→ WHAT THE TASK ASKS:
From the data that follows, report how many lines hold the string "sensor", giving only the number.

-- Start of STORED DATA --

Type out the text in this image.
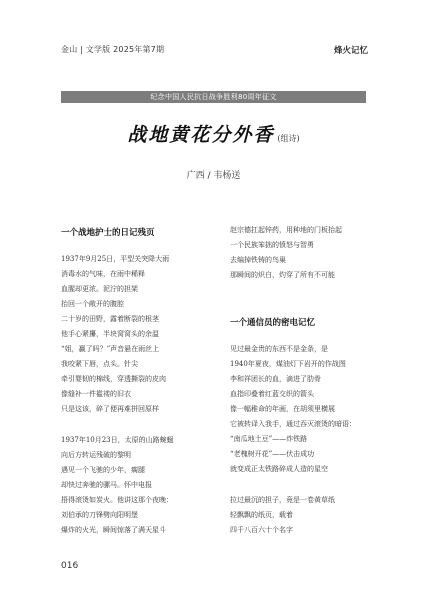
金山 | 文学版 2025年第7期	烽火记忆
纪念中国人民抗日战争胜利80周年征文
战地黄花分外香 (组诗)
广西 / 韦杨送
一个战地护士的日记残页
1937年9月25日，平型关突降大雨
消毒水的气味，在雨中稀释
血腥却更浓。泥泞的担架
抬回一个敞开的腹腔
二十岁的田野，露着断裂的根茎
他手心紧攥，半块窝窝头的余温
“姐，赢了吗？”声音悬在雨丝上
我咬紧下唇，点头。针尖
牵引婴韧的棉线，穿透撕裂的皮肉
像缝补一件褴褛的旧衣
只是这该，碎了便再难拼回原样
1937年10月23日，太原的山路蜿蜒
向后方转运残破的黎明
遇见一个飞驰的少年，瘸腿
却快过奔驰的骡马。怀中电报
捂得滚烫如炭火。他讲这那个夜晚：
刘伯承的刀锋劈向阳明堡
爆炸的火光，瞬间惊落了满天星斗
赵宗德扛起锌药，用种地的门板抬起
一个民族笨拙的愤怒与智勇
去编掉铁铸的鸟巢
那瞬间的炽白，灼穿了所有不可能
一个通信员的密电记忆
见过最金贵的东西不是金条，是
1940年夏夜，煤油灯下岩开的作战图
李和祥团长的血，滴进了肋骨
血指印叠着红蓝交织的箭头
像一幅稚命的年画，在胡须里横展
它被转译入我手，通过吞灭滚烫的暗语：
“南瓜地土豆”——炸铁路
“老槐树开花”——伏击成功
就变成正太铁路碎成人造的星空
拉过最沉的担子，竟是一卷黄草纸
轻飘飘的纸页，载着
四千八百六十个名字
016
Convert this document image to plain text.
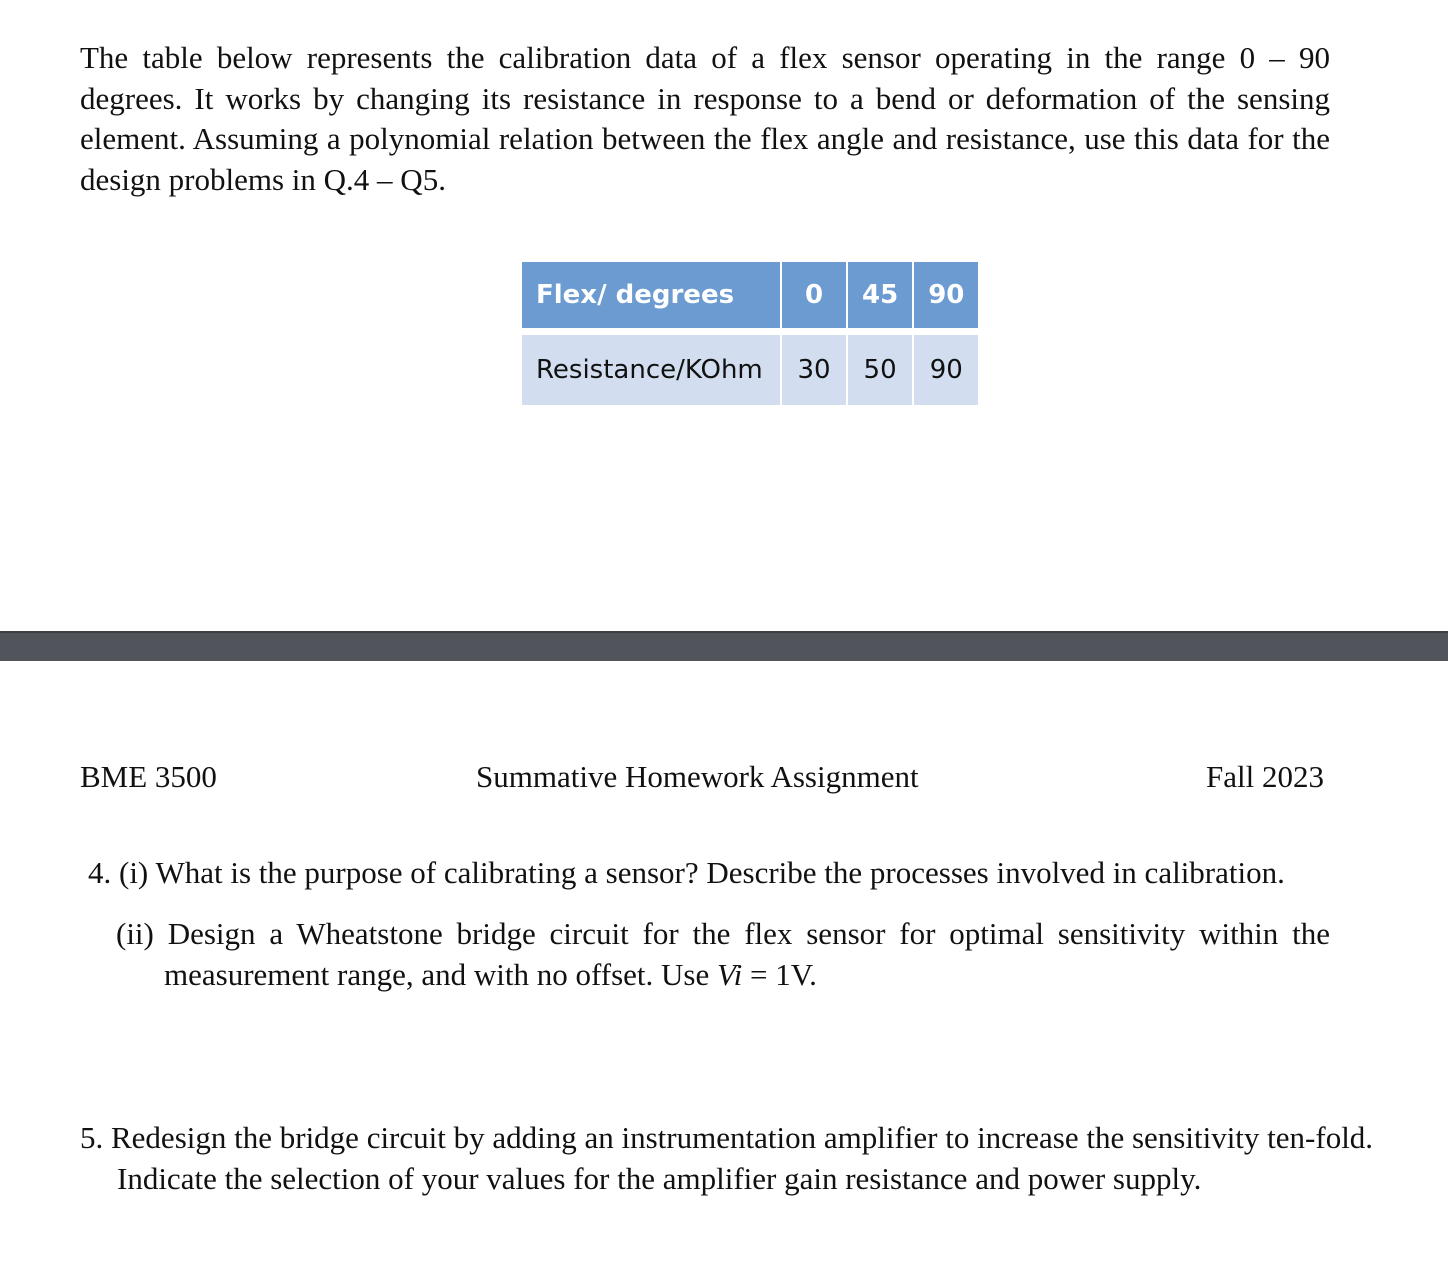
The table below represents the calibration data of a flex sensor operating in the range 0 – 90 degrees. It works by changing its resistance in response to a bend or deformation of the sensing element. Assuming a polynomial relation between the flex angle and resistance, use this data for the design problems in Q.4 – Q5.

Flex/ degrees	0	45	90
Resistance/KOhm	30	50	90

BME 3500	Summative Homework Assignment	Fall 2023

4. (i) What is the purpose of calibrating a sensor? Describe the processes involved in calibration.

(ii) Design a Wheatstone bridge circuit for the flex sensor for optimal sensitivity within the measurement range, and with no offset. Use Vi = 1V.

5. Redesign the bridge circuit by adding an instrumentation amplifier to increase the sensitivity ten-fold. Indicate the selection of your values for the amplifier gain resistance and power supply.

-- End of STORED DATA --
-- Start of STORED DATA --

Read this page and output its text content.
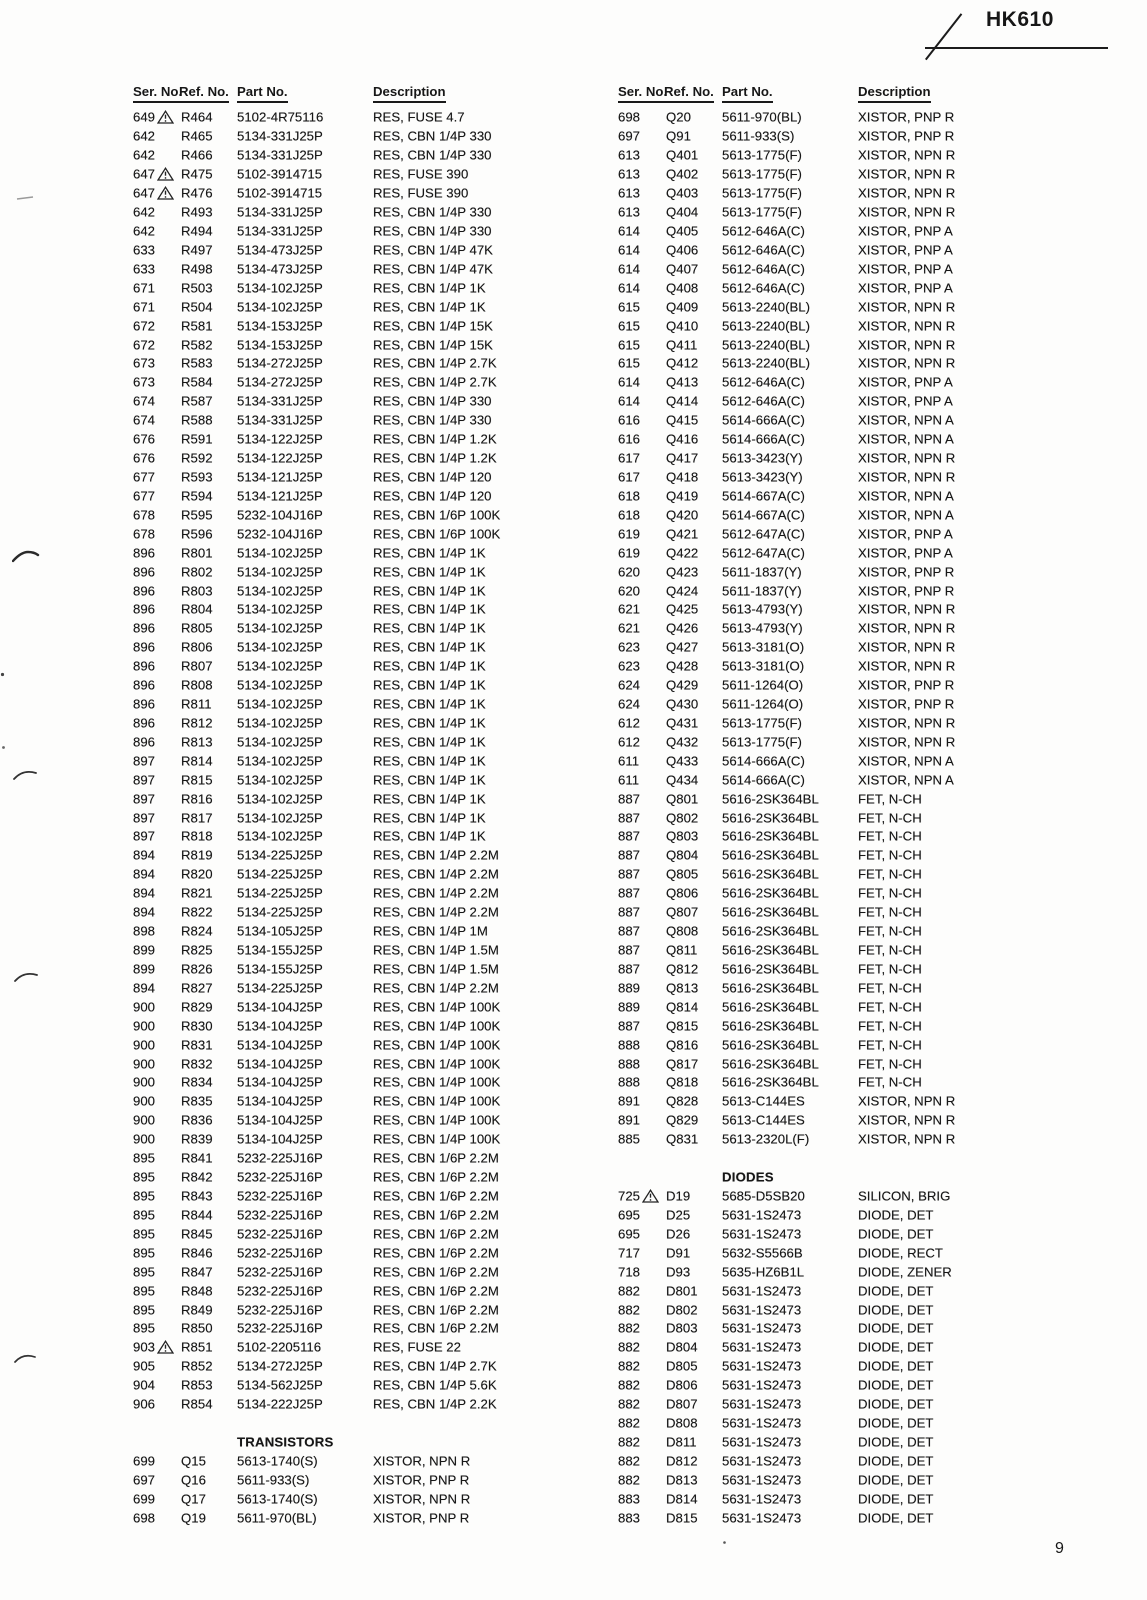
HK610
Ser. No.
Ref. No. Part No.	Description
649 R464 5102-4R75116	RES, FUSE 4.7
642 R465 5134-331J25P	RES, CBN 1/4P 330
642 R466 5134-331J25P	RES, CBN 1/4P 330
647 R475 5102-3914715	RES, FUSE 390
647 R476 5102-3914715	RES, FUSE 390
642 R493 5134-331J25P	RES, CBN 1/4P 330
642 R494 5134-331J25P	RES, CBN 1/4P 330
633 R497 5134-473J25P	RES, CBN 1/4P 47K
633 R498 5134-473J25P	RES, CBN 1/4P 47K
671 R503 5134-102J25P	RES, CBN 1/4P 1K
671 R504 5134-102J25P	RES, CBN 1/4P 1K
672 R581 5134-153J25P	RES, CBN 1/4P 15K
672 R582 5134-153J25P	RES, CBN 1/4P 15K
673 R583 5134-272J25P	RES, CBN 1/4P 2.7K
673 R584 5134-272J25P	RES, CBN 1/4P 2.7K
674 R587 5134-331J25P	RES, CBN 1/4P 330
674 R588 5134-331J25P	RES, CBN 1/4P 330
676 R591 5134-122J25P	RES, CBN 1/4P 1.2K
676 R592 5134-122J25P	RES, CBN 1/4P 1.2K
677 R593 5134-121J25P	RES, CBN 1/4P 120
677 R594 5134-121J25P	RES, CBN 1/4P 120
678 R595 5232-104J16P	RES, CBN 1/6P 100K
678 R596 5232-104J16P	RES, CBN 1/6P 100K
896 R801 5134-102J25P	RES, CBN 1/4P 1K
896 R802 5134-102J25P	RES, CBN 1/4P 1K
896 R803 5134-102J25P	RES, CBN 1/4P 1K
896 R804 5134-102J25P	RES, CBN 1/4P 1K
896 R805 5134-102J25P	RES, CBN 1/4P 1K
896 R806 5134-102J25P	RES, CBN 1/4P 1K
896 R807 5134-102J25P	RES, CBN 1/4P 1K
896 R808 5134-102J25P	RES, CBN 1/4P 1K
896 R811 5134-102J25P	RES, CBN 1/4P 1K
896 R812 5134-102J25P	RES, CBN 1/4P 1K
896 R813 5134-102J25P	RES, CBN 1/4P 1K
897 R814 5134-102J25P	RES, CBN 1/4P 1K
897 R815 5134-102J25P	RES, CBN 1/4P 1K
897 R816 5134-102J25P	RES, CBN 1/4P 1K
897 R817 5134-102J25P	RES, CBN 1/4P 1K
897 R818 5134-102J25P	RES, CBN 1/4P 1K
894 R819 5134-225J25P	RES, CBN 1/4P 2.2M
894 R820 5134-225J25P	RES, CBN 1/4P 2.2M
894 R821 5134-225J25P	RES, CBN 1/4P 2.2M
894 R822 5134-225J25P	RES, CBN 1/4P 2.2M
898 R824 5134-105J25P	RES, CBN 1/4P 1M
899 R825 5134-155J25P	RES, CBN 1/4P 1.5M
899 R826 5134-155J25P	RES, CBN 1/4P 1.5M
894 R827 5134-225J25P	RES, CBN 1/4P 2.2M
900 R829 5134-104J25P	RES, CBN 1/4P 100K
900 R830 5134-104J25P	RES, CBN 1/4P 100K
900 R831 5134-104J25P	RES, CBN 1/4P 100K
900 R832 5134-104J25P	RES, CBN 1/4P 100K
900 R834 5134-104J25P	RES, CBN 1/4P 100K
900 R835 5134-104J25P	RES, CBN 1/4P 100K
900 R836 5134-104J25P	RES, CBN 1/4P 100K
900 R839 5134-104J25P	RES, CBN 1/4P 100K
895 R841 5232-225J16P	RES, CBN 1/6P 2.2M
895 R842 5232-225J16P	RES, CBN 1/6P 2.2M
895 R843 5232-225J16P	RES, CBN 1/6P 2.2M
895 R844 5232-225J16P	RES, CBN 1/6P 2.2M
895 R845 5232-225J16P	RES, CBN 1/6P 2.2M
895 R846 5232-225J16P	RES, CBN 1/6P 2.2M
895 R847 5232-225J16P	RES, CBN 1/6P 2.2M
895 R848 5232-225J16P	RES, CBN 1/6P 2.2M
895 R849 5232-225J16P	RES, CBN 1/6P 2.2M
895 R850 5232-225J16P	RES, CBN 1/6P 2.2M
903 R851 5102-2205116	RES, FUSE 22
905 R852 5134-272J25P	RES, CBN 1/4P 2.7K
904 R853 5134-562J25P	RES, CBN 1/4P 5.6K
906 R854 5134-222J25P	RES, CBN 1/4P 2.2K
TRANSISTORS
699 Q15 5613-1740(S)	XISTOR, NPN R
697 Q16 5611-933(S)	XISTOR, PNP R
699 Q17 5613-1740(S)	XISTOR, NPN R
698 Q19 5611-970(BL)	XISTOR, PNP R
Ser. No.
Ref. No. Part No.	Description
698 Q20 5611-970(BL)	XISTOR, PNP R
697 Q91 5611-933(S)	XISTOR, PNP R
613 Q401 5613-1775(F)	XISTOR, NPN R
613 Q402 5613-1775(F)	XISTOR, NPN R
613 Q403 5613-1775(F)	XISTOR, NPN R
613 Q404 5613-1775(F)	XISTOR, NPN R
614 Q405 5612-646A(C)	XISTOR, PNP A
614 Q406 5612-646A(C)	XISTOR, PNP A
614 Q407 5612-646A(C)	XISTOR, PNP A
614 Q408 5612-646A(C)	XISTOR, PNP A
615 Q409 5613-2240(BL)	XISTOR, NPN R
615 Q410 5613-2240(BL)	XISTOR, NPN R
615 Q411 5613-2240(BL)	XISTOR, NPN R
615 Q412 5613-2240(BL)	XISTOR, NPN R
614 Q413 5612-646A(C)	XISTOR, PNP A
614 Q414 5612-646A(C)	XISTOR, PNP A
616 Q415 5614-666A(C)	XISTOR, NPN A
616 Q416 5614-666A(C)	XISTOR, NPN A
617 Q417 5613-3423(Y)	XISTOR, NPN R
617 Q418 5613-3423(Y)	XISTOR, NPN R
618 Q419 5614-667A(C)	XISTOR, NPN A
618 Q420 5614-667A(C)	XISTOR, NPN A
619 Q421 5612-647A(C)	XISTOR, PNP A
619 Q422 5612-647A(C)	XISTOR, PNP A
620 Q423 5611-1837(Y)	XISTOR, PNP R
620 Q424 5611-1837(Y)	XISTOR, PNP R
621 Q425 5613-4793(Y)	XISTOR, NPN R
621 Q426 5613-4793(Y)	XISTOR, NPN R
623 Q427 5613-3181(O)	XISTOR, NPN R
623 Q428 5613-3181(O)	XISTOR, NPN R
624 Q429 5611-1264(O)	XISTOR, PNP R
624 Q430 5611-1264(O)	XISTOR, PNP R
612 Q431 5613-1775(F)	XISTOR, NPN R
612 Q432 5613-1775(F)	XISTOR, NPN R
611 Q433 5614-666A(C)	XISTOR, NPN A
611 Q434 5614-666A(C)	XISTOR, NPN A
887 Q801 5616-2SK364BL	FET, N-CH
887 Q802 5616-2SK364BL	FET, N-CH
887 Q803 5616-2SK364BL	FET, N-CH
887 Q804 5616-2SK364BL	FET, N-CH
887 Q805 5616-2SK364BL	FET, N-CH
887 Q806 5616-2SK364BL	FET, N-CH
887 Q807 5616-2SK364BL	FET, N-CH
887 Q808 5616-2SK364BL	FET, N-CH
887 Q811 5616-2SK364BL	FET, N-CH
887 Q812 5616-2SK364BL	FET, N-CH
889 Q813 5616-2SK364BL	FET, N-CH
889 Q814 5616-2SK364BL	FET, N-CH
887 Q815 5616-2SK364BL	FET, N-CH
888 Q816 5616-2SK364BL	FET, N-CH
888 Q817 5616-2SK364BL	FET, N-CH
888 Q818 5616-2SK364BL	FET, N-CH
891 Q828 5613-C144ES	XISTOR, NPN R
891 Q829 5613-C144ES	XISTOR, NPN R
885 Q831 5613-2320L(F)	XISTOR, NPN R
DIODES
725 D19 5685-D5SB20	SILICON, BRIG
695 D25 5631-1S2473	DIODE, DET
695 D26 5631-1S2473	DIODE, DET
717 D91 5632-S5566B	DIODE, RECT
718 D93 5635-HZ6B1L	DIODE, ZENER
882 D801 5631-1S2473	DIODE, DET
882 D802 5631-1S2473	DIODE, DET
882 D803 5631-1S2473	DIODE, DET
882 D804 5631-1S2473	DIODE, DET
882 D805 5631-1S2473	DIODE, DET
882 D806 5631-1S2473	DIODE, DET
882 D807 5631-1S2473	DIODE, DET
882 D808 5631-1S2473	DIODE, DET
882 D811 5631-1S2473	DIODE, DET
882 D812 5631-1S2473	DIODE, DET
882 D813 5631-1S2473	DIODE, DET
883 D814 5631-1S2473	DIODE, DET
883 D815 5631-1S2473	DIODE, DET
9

-- End of STORED DATA --
-- Start of STORED DATA --

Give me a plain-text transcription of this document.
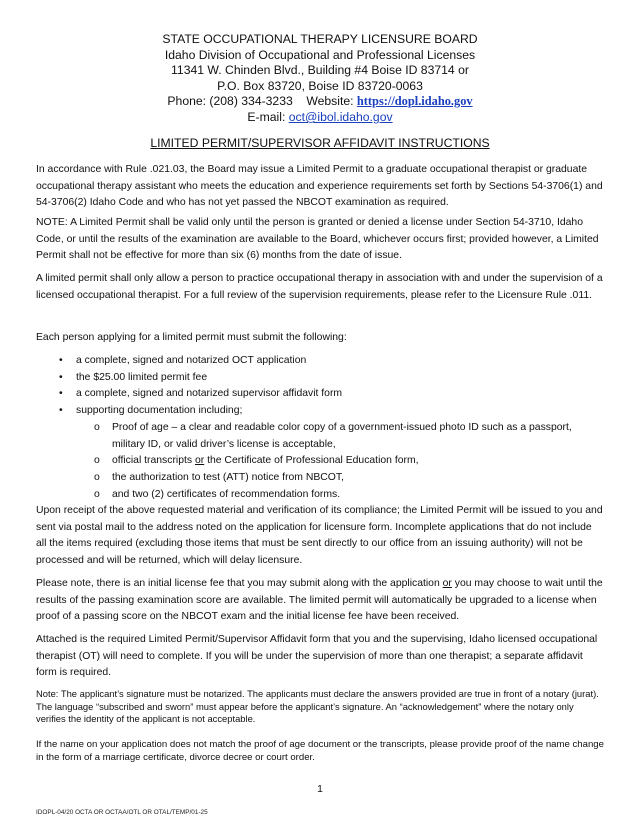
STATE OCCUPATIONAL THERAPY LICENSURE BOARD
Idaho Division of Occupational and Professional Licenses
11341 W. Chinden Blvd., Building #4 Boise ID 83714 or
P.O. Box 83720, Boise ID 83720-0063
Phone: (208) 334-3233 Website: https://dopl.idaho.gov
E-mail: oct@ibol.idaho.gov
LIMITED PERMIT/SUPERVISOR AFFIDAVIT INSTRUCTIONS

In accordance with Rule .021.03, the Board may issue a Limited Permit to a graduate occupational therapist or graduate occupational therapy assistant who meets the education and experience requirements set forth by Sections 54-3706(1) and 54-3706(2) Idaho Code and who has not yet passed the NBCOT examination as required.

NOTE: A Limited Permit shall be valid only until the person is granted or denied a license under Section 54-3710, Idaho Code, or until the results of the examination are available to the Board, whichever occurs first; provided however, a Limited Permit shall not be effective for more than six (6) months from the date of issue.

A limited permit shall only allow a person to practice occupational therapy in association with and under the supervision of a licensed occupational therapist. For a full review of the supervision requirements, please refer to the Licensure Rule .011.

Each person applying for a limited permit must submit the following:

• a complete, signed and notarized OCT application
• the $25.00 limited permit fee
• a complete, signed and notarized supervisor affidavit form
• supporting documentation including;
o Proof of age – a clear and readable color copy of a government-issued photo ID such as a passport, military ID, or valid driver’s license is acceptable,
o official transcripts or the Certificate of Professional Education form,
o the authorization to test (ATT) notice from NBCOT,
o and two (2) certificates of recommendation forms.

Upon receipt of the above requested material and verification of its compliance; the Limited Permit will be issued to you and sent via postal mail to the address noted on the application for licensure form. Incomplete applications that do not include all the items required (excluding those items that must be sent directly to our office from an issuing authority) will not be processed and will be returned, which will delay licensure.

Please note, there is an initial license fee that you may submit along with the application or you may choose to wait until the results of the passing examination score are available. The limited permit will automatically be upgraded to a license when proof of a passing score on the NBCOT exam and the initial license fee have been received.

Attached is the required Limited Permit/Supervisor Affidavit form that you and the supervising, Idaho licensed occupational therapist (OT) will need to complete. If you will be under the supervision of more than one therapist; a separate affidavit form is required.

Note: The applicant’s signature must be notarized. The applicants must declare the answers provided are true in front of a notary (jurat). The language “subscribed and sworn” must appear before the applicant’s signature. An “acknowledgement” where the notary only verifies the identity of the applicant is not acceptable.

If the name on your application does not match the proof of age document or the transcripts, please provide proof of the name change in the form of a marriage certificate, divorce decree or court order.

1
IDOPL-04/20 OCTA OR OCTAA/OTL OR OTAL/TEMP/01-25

-- End of STORED DATA --

→ EXERCISE OUTPUT:
3